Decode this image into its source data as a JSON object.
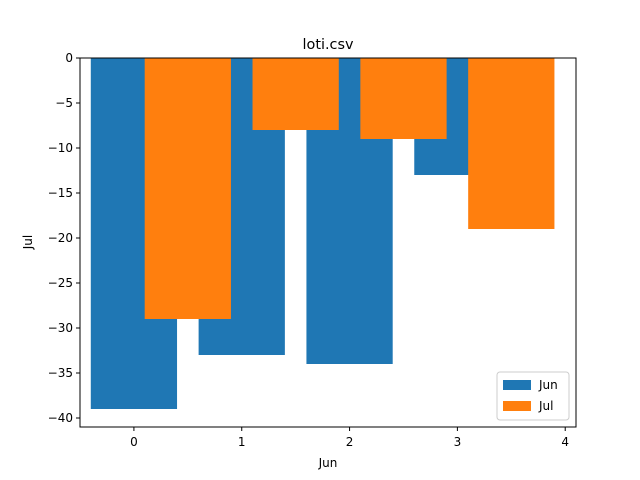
{
  "chart_data": {
    "type": "bar",
    "title": "loti.csv",
    "xlabel": "Jun",
    "ylabel": "Jul",
    "xlim": [
      -0.5,
      4.1
    ],
    "ylim": [
      -41,
      0
    ],
    "xticks": [
      0,
      1,
      2,
      3,
      4
    ],
    "yticks": [
      0,
      -5,
      -10,
      -15,
      -20,
      -25,
      -30,
      -35,
      -40
    ],
    "grid": false,
    "legend_position": "lower-right",
    "series": [
      {
        "name": "Jun",
        "color": "#1f77b4",
        "x": [
          0,
          1,
          2,
          3
        ],
        "values": [
          -39,
          -33,
          -34,
          -13
        ]
      },
      {
        "name": "Jul",
        "color": "#ff7f0e",
        "x": [
          0.5,
          1.5,
          2.5,
          3.5
        ],
        "values": [
          -29,
          -8,
          -9,
          -19
        ]
      }
    ],
    "bar_width": 0.8
  }
}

(Description of the task):
Output the records above exactly; leave out the pictures.

(Full response):
Decode this image into its source data as a JSON object.
{
  "chart_data": {
    "type": "bar",
    "title": "loti.csv",
    "xlabel": "Jun",
    "ylabel": "Jul",
    "xlim": [
      -0.5,
      4.1
    ],
    "ylim": [
      -41,
      0
    ],
    "xticks": [
      0,
      1,
      2,
      3,
      4
    ],
    "yticks": [
      0,
      -5,
      -10,
      -15,
      -20,
      -25,
      -30,
      -35,
      -40
    ],
    "grid": false,
    "legend_position": "lower-right",
    "series": [
      {
        "name": "Jun",
        "color": "#1f77b4",
        "x": [
          0,
          1,
          2,
          3
        ],
        "values": [
          -39,
          -33,
          -34,
          -13
        ]
      },
      {
        "name": "Jul",
        "color": "#ff7f0e",
        "x": [
          0.5,
          1.5,
          2.5,
          3.5
        ],
        "values": [
          -29,
          -8,
          -9,
          -19
        ]
      }
    ],
    "bar_width": 0.8
  }
}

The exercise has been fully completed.